◆ **Objective**
Pull every line containing "this" from the entries.

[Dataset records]

%%

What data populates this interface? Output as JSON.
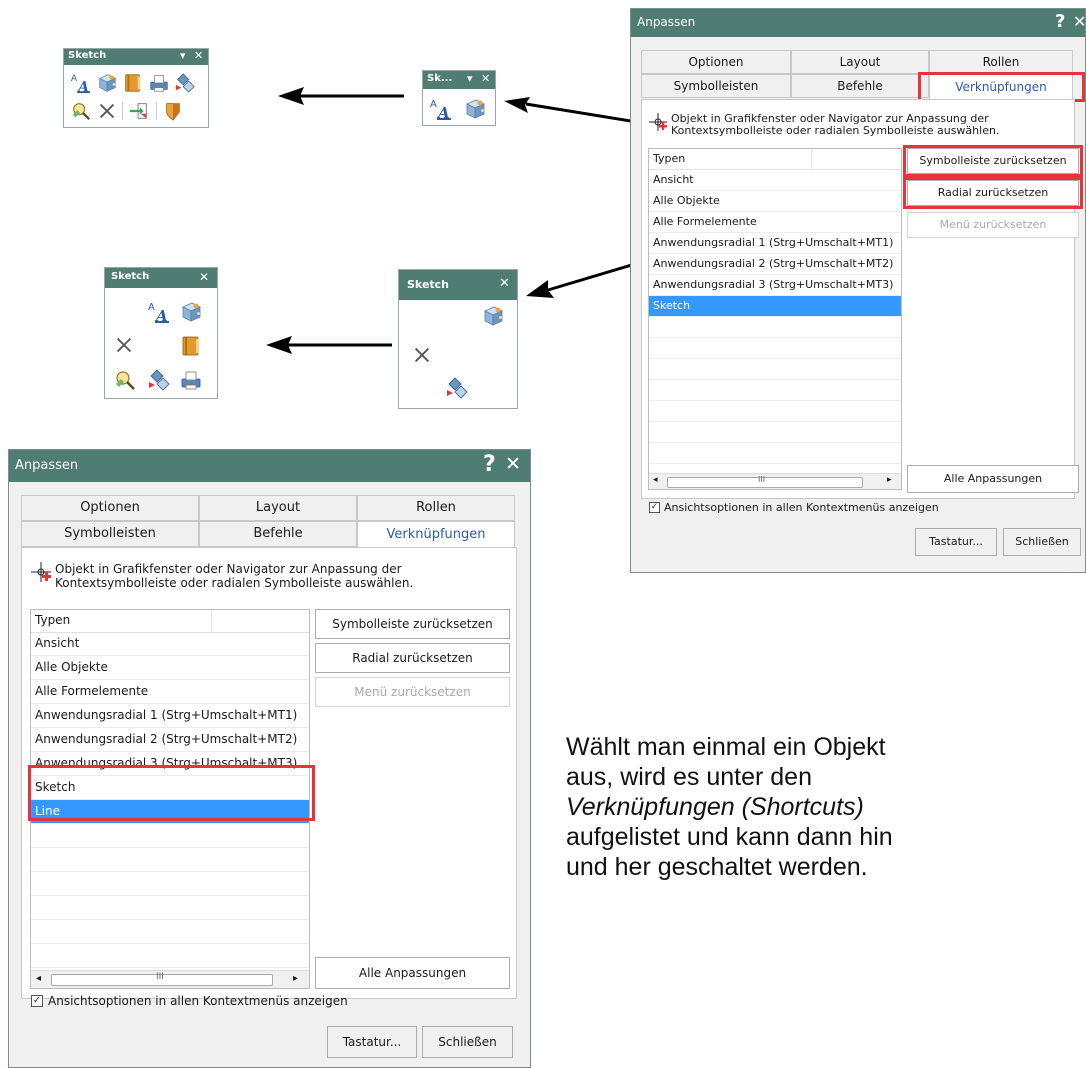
{
  "dialog": {
    "title": "Anpassen",
    "help_glyph": "?",
    "close_glyph": "✕",
    "tabs_row1": [
      "Optionen",
      "Layout",
      "Rollen"
    ],
    "tabs_row2": [
      "Symbolleisten",
      "Befehle",
      "Verknüpfungen"
    ],
    "active_tab": "Verknüpfungen",
    "info_line1": "Objekt in Grafikfenster oder Navigator zur Anpassung der",
    "info_line2": "Kontextsymbolleiste oder radialen Symbolleiste auswählen.",
    "list_header": "Typen",
    "buttons": {
      "reset_toolbar": "Symbolleiste zurücksetzen",
      "reset_radial": "Radial zurücksetzen",
      "reset_menu": "Menü zurücksetzen",
      "all_customizations": "Alle Anpassungen",
      "keyboard": "Tastatur...",
      "close": "Schließen"
    },
    "checkbox_label": "Ansichtsoptionen in allen Kontextmenüs anzeigen",
    "checkbox_checked": true,
    "scroll_glyph": "III"
  },
  "dialog_top": {
    "rows": [
      "Ansicht",
      "Alle Objekte",
      "Alle Formelemente",
      "Anwendungsradial 1 (Strg+Umschalt+MT1)",
      "Anwendungsradial 2 (Strg+Umschalt+MT2)",
      "Anwendungsradial 3 (Strg+Umschalt+MT3)",
      "Sketch"
    ],
    "selected": "Sketch"
  },
  "dialog_bottom": {
    "rows": [
      "Ansicht",
      "Alle Objekte",
      "Alle Formelemente",
      "Anwendungsradial 1 (Strg+Umschalt+MT1)",
      "Anwendungsradial 2 (Strg+Umschalt+MT2)",
      "Anwendungsradial 3 (Strg+Umschalt+MT3)",
      "Sketch",
      "Line"
    ],
    "selected": "Line"
  },
  "toolbars": {
    "full_title": "Sketch",
    "short_title": "Sk...",
    "radial_title": "Sketch",
    "dropdown_glyph": "▾",
    "close_glyph": "✕"
  },
  "icons": {
    "text": "text-style-icon",
    "box": "sketch-box-icon",
    "book": "book-icon",
    "printer": "printer-icon",
    "diamonds": "diamond-arrows-icon",
    "magnifier": "magnifier-icon",
    "delete": "delete-x-icon",
    "export": "export-icon",
    "shield": "shield-icon"
  },
  "colors": {
    "title_bar": "#4f7d74",
    "selection": "#3399ff",
    "highlight": "#e8333a",
    "active_tab_text": "#2b5cab"
  },
  "description": {
    "line1": "Wählt man einmal ein Objekt",
    "line2": "aus, wird es unter den",
    "line3": "Verknüpfungen (Shortcuts)",
    "line4": "aufgelistet und kann dann hin",
    "line5": "und her geschaltet werden."
  }
}
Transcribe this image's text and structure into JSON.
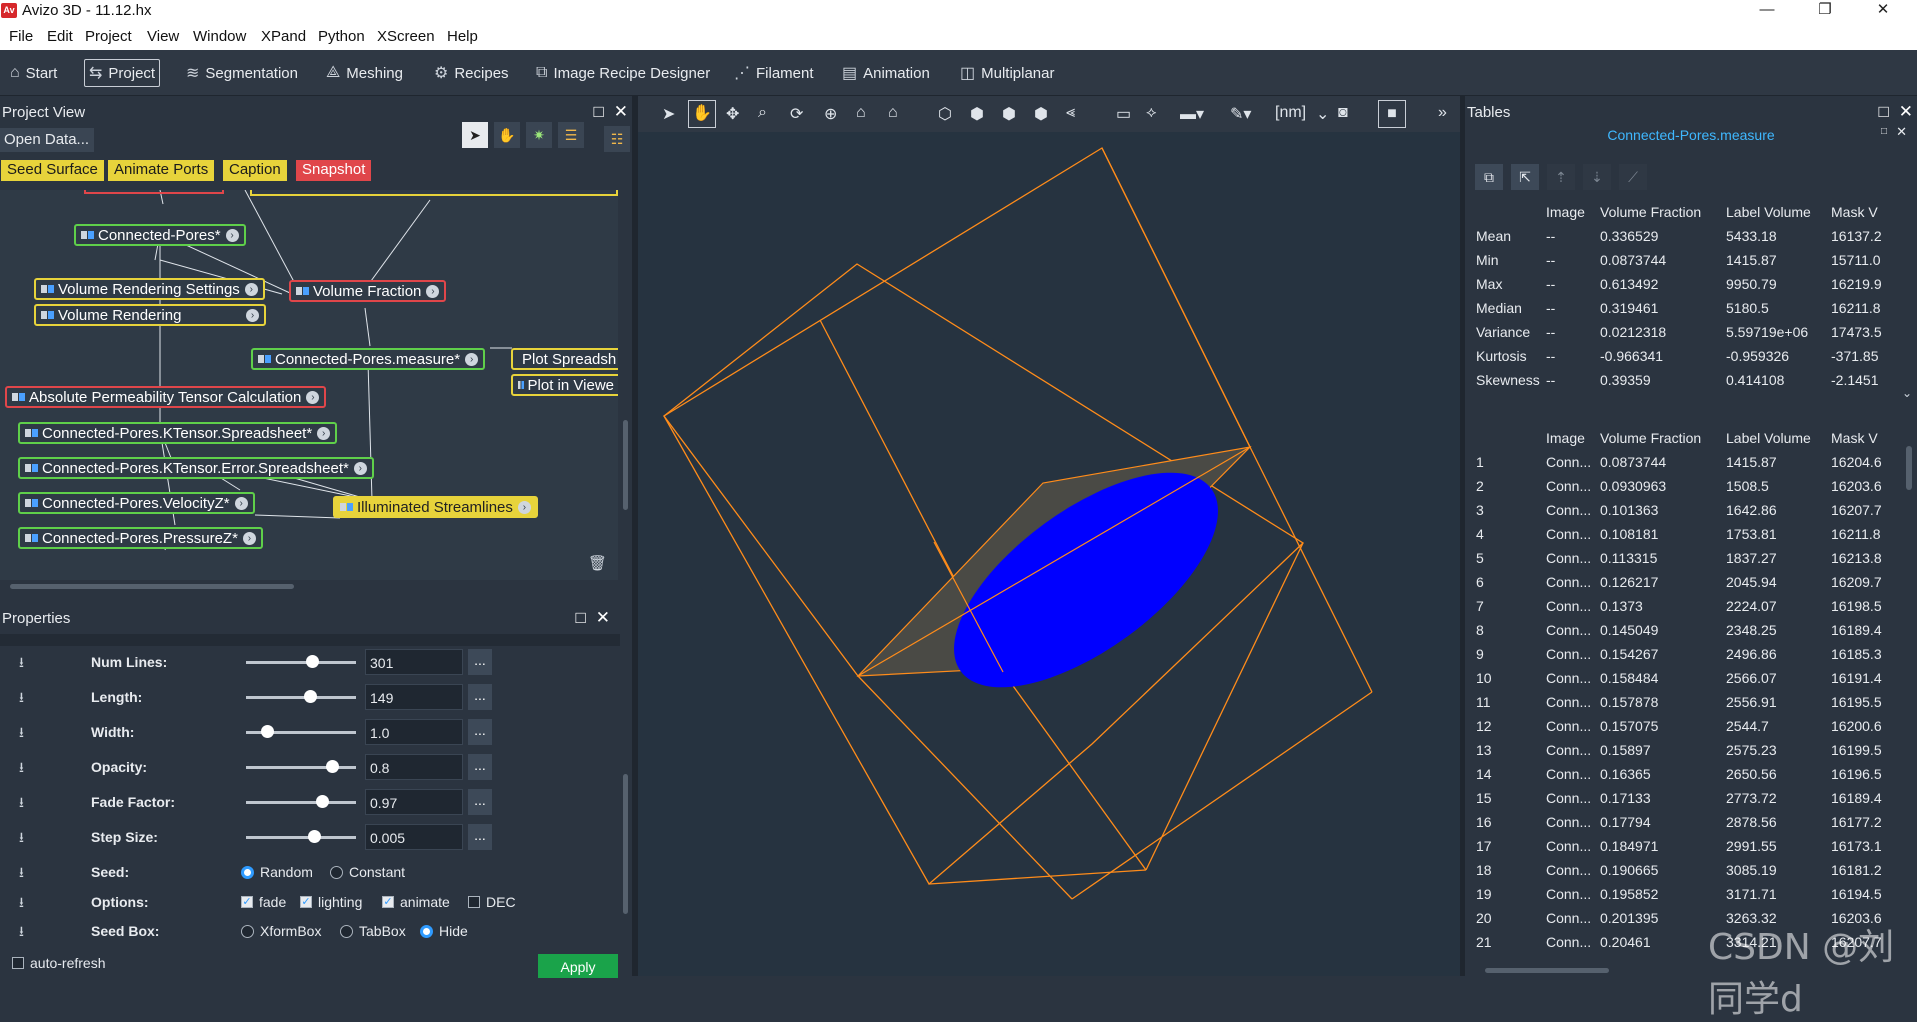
{
  "window": {
    "title": "Avizo 3D - 11.12.hx",
    "logo": "Av"
  },
  "menu": [
    "File",
    "Edit",
    "Project",
    "View",
    "Window",
    "XPand",
    "Python",
    "XScreen",
    "Help"
  ],
  "toolbar": [
    {
      "label": "Start",
      "icon": "home-icon"
    },
    {
      "label": "Project",
      "icon": "project-icon"
    },
    {
      "label": "Segmentation",
      "icon": "layers-icon"
    },
    {
      "label": "Meshing",
      "icon": "mesh-icon"
    },
    {
      "label": "Recipes",
      "icon": "gears-icon"
    },
    {
      "label": "Image Recipe Designer",
      "icon": "recipe-icon"
    },
    {
      "label": "Filament",
      "icon": "filament-icon"
    },
    {
      "label": "Animation",
      "icon": "film-icon"
    },
    {
      "label": "Multiplanar",
      "icon": "planes-icon"
    }
  ],
  "project_view": {
    "title": "Project View",
    "open_data": "Open Data...",
    "quick_buttons": [
      "Seed Surface",
      "Animate Ports",
      "Caption",
      "Snapshot"
    ],
    "nodes": [
      {
        "label": "Connected-Pores*",
        "color": "green"
      },
      {
        "label": "Volume Rendering Settings",
        "color": "yellow"
      },
      {
        "label": "Volume Rendering",
        "color": "yellow"
      },
      {
        "label": "Volume Fraction",
        "color": "red"
      },
      {
        "label": "Connected-Pores.measure*",
        "color": "green"
      },
      {
        "label": "Plot Spreadsh",
        "color": "yellow"
      },
      {
        "label": "Plot in Viewe",
        "color": "yellow"
      },
      {
        "label": "Absolute Permeability Tensor Calculation",
        "color": "red"
      },
      {
        "label": "Connected-Pores.KTensor.Spreadsheet*",
        "color": "green"
      },
      {
        "label": "Connected-Pores.KTensor.Error.Spreadsheet*",
        "color": "green"
      },
      {
        "label": "Connected-Pores.VelocityZ*",
        "color": "green"
      },
      {
        "label": "Illuminated Streamlines",
        "color": "yellow"
      },
      {
        "label": "Connected-Pores.PressureZ*",
        "color": "green"
      }
    ]
  },
  "properties": {
    "title": "Properties",
    "sliders": [
      {
        "label": "Num Lines:",
        "value": "301",
        "pos": 0.48
      },
      {
        "label": "Length:",
        "value": "149",
        "pos": 0.47
      },
      {
        "label": "Width:",
        "value": "1.0",
        "pos": 0.15
      },
      {
        "label": "Opacity:",
        "value": "0.8",
        "pos": 0.64
      },
      {
        "label": "Fade Factor:",
        "value": "0.97",
        "pos": 0.56
      },
      {
        "label": "Step Size:",
        "value": "0.005",
        "pos": 0.5
      }
    ],
    "seed": {
      "label": "Seed:",
      "options": [
        "Random",
        "Constant"
      ],
      "selected": "Random"
    },
    "options": {
      "label": "Options:",
      "items": [
        {
          "t": "fade",
          "on": true
        },
        {
          "t": "lighting",
          "on": true
        },
        {
          "t": "animate",
          "on": true
        },
        {
          "t": "DEC",
          "on": false
        }
      ]
    },
    "seedbox": {
      "label": "Seed Box:",
      "options": [
        "XformBox",
        "TabBox",
        "Hide"
      ],
      "selected": "Hide"
    },
    "auto_refresh": "auto-refresh",
    "apply": "Apply"
  },
  "viewer": {
    "unit": "[nm]"
  },
  "tables": {
    "title": "Tables",
    "tab": "Connected-Pores.measure",
    "columns": [
      "Image",
      "Volume Fraction",
      "Label Volume",
      "Mask V"
    ],
    "stats": [
      [
        "Mean",
        "--",
        "0.336529",
        "5433.18",
        "16137.2"
      ],
      [
        "Min",
        "--",
        "0.0873744",
        "1415.87",
        "15711.0"
      ],
      [
        "Max",
        "--",
        "0.613492",
        "9950.79",
        "16219.9"
      ],
      [
        "Median",
        "--",
        "0.319461",
        "5180.5",
        "16211.8"
      ],
      [
        "Variance",
        "--",
        "0.0212318",
        "5.59719e+06",
        "17473.5"
      ],
      [
        "Kurtosis",
        "--",
        "-0.966341",
        "-0.959326",
        "-371.85"
      ],
      [
        "Skewness",
        "--",
        "0.39359",
        "0.414108",
        "-2.1451"
      ]
    ],
    "rows": [
      [
        "1",
        "Conn...",
        "0.0873744",
        "1415.87",
        "16204.6"
      ],
      [
        "2",
        "Conn...",
        "0.0930963",
        "1508.5",
        "16203.6"
      ],
      [
        "3",
        "Conn...",
        "0.101363",
        "1642.86",
        "16207.7"
      ],
      [
        "4",
        "Conn...",
        "0.108181",
        "1753.81",
        "16211.8"
      ],
      [
        "5",
        "Conn...",
        "0.113315",
        "1837.27",
        "16213.8"
      ],
      [
        "6",
        "Conn...",
        "0.126217",
        "2045.94",
        "16209.7"
      ],
      [
        "7",
        "Conn...",
        "0.1373",
        "2224.07",
        "16198.5"
      ],
      [
        "8",
        "Conn...",
        "0.145049",
        "2348.25",
        "16189.4"
      ],
      [
        "9",
        "Conn...",
        "0.154267",
        "2496.86",
        "16185.3"
      ],
      [
        "10",
        "Conn...",
        "0.158484",
        "2566.07",
        "16191.4"
      ],
      [
        "11",
        "Conn...",
        "0.157878",
        "2556.91",
        "16195.5"
      ],
      [
        "12",
        "Conn...",
        "0.157075",
        "2544.7",
        "16200.6"
      ],
      [
        "13",
        "Conn...",
        "0.15897",
        "2575.23",
        "16199.5"
      ],
      [
        "14",
        "Conn...",
        "0.16365",
        "2650.56",
        "16196.5"
      ],
      [
        "15",
        "Conn...",
        "0.17133",
        "2773.72",
        "16189.4"
      ],
      [
        "16",
        "Conn...",
        "0.17794",
        "2878.56",
        "16177.2"
      ],
      [
        "17",
        "Conn...",
        "0.184971",
        "2991.55",
        "16173.1"
      ],
      [
        "18",
        "Conn...",
        "0.190665",
        "3085.19",
        "16181.2"
      ],
      [
        "19",
        "Conn...",
        "0.195852",
        "3171.71",
        "16194.5"
      ],
      [
        "20",
        "Conn...",
        "0.201395",
        "3263.32",
        "16203.6"
      ],
      [
        "21",
        "Conn...",
        "0.20461",
        "3314.21",
        "16207.7"
      ]
    ]
  },
  "watermark": "CSDN @刘同学d"
}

%%

◆ **The solution**
What data populates this interface? Output as JSON.
Transcribe this image's text and structure into JSON.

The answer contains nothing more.